The exercise: Copy out every one of the lines below word for word, leaving out the pictures.

— START Supplied records —

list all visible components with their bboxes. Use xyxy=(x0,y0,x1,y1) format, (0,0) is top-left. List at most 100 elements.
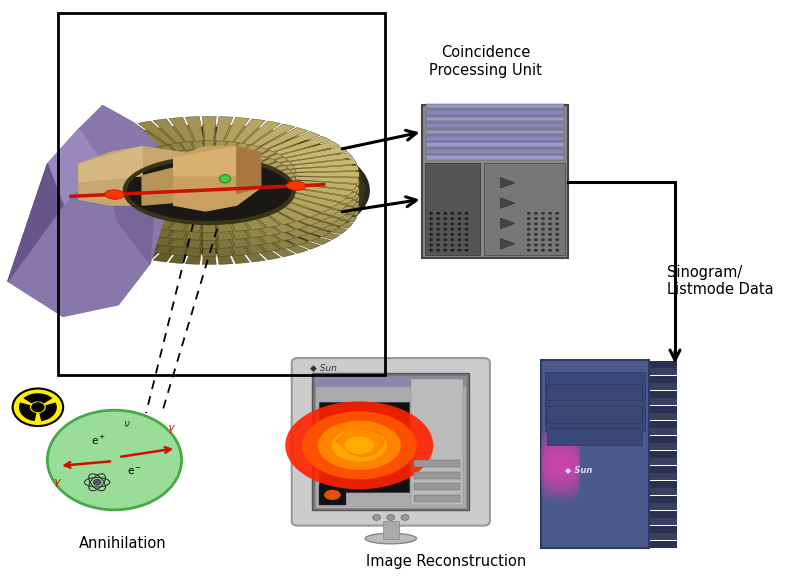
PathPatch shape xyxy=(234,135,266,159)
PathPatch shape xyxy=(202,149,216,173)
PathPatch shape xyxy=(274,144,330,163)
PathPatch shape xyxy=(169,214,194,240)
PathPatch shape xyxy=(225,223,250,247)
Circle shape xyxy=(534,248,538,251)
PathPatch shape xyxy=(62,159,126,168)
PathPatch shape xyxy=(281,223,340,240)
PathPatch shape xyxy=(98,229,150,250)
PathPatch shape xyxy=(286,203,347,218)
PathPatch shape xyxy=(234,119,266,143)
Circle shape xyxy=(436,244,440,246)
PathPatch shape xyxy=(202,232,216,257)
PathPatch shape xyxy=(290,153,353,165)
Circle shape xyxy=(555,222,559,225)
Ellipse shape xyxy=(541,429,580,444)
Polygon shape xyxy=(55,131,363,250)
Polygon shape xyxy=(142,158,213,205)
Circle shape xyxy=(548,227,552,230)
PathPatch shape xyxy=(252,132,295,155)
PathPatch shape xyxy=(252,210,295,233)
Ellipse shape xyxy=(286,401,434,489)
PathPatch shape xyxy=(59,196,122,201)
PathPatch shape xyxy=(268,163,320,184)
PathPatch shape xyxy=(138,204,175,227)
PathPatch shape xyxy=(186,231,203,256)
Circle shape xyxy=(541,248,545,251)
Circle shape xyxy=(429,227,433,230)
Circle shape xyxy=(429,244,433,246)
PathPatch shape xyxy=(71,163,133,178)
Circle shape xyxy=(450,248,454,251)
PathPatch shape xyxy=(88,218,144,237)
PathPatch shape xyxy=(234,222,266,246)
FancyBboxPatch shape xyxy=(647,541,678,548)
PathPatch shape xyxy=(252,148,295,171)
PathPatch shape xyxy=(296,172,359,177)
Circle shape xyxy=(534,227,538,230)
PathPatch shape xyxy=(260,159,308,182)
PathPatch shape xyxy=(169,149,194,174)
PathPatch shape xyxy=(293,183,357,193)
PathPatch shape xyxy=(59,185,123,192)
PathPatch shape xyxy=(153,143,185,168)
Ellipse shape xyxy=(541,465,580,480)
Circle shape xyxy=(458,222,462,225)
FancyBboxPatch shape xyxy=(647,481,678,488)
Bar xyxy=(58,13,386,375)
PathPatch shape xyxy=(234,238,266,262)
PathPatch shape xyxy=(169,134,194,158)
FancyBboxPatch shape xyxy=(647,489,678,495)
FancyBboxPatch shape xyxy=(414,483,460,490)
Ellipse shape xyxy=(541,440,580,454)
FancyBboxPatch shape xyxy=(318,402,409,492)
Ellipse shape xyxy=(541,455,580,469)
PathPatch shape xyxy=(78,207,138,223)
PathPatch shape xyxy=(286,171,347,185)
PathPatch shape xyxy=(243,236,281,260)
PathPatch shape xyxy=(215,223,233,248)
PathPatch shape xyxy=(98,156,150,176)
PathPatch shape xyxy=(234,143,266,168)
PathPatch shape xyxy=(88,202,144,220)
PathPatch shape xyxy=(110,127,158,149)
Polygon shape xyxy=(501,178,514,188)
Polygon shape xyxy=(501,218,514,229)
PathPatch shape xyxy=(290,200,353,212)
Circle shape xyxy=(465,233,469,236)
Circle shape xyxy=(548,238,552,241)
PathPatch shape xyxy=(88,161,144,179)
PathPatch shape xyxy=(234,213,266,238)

— END Supplied records —

Response to the task:
list all visible components with their bboxes. Use xyxy=(x0,y0,x1,y1) format, (0,0) is top-left. List at most 100 elements.
PathPatch shape xyxy=(234,135,266,159)
PathPatch shape xyxy=(202,149,216,173)
PathPatch shape xyxy=(274,144,330,163)
PathPatch shape xyxy=(169,214,194,240)
PathPatch shape xyxy=(225,223,250,247)
Circle shape xyxy=(534,248,538,251)
PathPatch shape xyxy=(62,159,126,168)
PathPatch shape xyxy=(281,223,340,240)
PathPatch shape xyxy=(98,229,150,250)
PathPatch shape xyxy=(286,203,347,218)
PathPatch shape xyxy=(234,119,266,143)
Circle shape xyxy=(436,244,440,246)
PathPatch shape xyxy=(202,232,216,257)
PathPatch shape xyxy=(290,153,353,165)
Circle shape xyxy=(555,222,559,225)
Ellipse shape xyxy=(541,429,580,444)
Polygon shape xyxy=(55,131,363,250)
Polygon shape xyxy=(142,158,213,205)
Circle shape xyxy=(548,227,552,230)
PathPatch shape xyxy=(252,132,295,155)
PathPatch shape xyxy=(252,210,295,233)
Ellipse shape xyxy=(286,401,434,489)
PathPatch shape xyxy=(59,196,122,201)
PathPatch shape xyxy=(268,163,320,184)
PathPatch shape xyxy=(138,204,175,227)
PathPatch shape xyxy=(186,231,203,256)
Circle shape xyxy=(541,248,545,251)
Circle shape xyxy=(429,227,433,230)
Circle shape xyxy=(429,244,433,246)
PathPatch shape xyxy=(71,163,133,178)
Circle shape xyxy=(450,248,454,251)
PathPatch shape xyxy=(88,218,144,237)
PathPatch shape xyxy=(234,222,266,246)
FancyBboxPatch shape xyxy=(647,541,678,548)
PathPatch shape xyxy=(252,148,295,171)
PathPatch shape xyxy=(296,172,359,177)
Circle shape xyxy=(534,227,538,230)
PathPatch shape xyxy=(260,159,308,182)
PathPatch shape xyxy=(169,149,194,174)
PathPatch shape xyxy=(293,183,357,193)
PathPatch shape xyxy=(59,185,123,192)
PathPatch shape xyxy=(153,143,185,168)
Ellipse shape xyxy=(541,465,580,480)
Circle shape xyxy=(458,222,462,225)
FancyBboxPatch shape xyxy=(647,481,678,488)
Bar xyxy=(58,13,386,375)
PathPatch shape xyxy=(234,238,266,262)
PathPatch shape xyxy=(169,134,194,158)
FancyBboxPatch shape xyxy=(647,489,678,495)
FancyBboxPatch shape xyxy=(414,483,460,490)
Ellipse shape xyxy=(541,440,580,454)
FancyBboxPatch shape xyxy=(318,402,409,492)
Ellipse shape xyxy=(541,455,580,469)
PathPatch shape xyxy=(78,207,138,223)
PathPatch shape xyxy=(286,171,347,185)
PathPatch shape xyxy=(243,236,281,260)
PathPatch shape xyxy=(215,223,233,248)
PathPatch shape xyxy=(98,156,150,176)
PathPatch shape xyxy=(234,143,266,168)
PathPatch shape xyxy=(88,202,144,220)
PathPatch shape xyxy=(110,127,158,149)
Polygon shape xyxy=(501,178,514,188)
Polygon shape xyxy=(501,218,514,229)
PathPatch shape xyxy=(290,200,353,212)
Circle shape xyxy=(465,233,469,236)
Circle shape xyxy=(548,238,552,241)
PathPatch shape xyxy=(88,161,144,179)
PathPatch shape xyxy=(234,213,266,238)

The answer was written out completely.